### [The task]
What follows is a set of records; restate each one word for word and drop the pictures.

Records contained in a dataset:

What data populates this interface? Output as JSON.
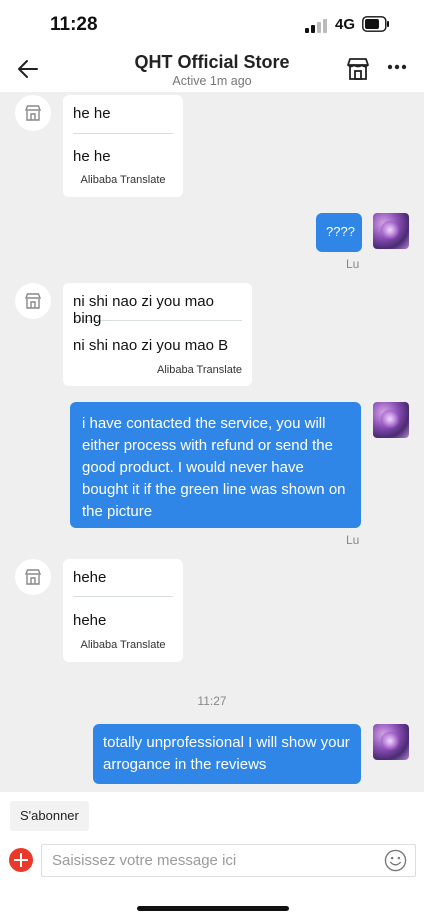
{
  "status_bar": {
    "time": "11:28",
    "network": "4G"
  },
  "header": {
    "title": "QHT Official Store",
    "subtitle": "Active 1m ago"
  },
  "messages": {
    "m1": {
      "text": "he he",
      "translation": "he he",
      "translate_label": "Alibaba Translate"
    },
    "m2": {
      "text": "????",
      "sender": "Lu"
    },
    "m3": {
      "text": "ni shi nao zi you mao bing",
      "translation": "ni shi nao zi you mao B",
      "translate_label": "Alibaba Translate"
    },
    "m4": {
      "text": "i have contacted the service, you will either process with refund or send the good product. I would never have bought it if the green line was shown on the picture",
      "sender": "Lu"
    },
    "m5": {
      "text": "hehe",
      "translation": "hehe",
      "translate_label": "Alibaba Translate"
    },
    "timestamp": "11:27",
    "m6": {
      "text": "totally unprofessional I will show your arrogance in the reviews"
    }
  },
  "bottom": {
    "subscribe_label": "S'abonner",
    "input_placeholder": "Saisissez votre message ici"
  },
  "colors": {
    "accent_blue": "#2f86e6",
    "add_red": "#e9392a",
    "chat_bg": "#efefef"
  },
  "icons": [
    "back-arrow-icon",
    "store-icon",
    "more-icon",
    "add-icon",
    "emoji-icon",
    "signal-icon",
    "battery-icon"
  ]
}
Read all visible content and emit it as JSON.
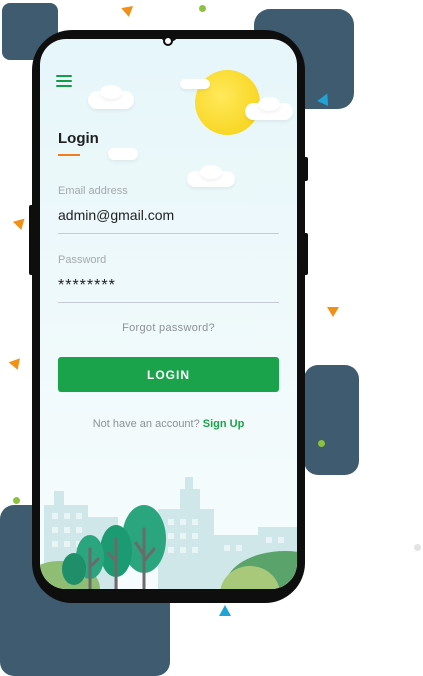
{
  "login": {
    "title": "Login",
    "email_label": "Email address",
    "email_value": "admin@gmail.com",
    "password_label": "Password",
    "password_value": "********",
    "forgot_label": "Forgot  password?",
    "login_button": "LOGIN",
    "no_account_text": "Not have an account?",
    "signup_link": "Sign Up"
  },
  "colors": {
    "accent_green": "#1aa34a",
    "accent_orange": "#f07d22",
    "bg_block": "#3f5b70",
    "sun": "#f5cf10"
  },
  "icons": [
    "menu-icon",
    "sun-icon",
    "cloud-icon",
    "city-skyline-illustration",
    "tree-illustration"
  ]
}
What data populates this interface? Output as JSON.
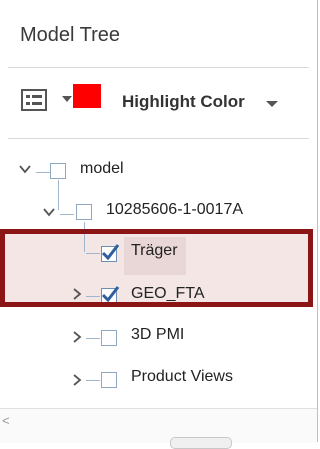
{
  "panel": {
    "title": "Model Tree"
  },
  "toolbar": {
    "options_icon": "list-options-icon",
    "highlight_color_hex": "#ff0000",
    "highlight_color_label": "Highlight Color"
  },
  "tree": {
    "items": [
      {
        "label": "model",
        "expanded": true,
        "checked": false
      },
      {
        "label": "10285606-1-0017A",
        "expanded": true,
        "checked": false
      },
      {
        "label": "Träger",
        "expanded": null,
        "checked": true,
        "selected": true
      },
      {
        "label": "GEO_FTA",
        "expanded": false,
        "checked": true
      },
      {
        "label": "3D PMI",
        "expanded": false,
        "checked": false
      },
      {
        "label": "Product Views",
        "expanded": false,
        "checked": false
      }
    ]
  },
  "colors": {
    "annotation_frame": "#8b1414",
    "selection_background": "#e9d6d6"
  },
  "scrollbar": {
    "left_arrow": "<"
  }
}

### [Task solution]
What data populates this interface? Output as JSON.
{
  "status_bar": {
    "time": "11:28",
    "network": "4G"
  },
  "header": {
    "title": "QHT Official Store",
    "subtitle": "Active 1m ago"
  },
  "messages": {
    "m1": {
      "text": "he he",
      "translation": "he he",
      "translate_label": "Alibaba Translate"
    },
    "m2": {
      "text": "????",
      "sender": "Lu"
    },
    "m3": {
      "text": "ni shi nao zi you mao bing",
      "translation": "ni shi nao zi you mao B",
      "translate_label": "Alibaba Translate"
    },
    "m4": {
      "text": "i have contacted the service, you will either process with refund or send the good product. I would never have bought it if the green line was shown on the picture",
      "sender": "Lu"
    },
    "m5": {
      "text": "hehe",
      "translation": "hehe",
      "translate_label": "Alibaba Translate"
    },
    "timestamp": "11:27",
    "m6": {
      "text": "totally unprofessional I will show your arrogance in the reviews"
    }
  },
  "bottom": {
    "subscribe_label": "S'abonner",
    "input_placeholder": "Saisissez votre message ici"
  },
  "colors": {
    "accent_blue": "#2f86e6",
    "add_red": "#e9392a",
    "chat_bg": "#efefef"
  },
  "icons": [
    "back-arrow-icon",
    "store-icon",
    "more-icon",
    "add-icon",
    "emoji-icon",
    "signal-icon",
    "battery-icon"
  ]
}
Read all visible content and emit it as JSON.
{
  "login": {
    "title": "Login",
    "email_label": "Email address",
    "email_value": "admin@gmail.com",
    "password_label": "Password",
    "password_value": "********",
    "forgot_label": "Forgot  password?",
    "login_button": "LOGIN",
    "no_account_text": "Not have an account?",
    "signup_link": "Sign Up"
  },
  "colors": {
    "accent_green": "#1aa34a",
    "accent_orange": "#f07d22",
    "bg_block": "#3f5b70",
    "sun": "#f5cf10"
  },
  "icons": [
    "menu-icon",
    "sun-icon",
    "cloud-icon",
    "city-skyline-illustration",
    "tree-illustration"
  ]
}
What data populates this interface? Output as JSON.
{
  "panel": {
    "title": "Model Tree"
  },
  "toolbar": {
    "options_icon": "list-options-icon",
    "highlight_color_hex": "#ff0000",
    "highlight_color_label": "Highlight Color"
  },
  "tree": {
    "items": [
      {
        "label": "model",
        "expanded": true,
        "checked": false
      },
      {
        "label": "10285606-1-0017A",
        "expanded": true,
        "checked": false
      },
      {
        "label": "Träger",
        "expanded": null,
        "checked": true,
        "selected": true
      },
      {
        "label": "GEO_FTA",
        "expanded": false,
        "checked": true
      },
      {
        "label": "3D PMI",
        "expanded": false,
        "checked": false
      },
      {
        "label": "Product Views",
        "expanded": false,
        "checked": false
      }
    ]
  },
  "colors": {
    "annotation_frame": "#8b1414",
    "selection_background": "#e9d6d6"
  },
  "scrollbar": {
    "left_arrow": "<"
  }
}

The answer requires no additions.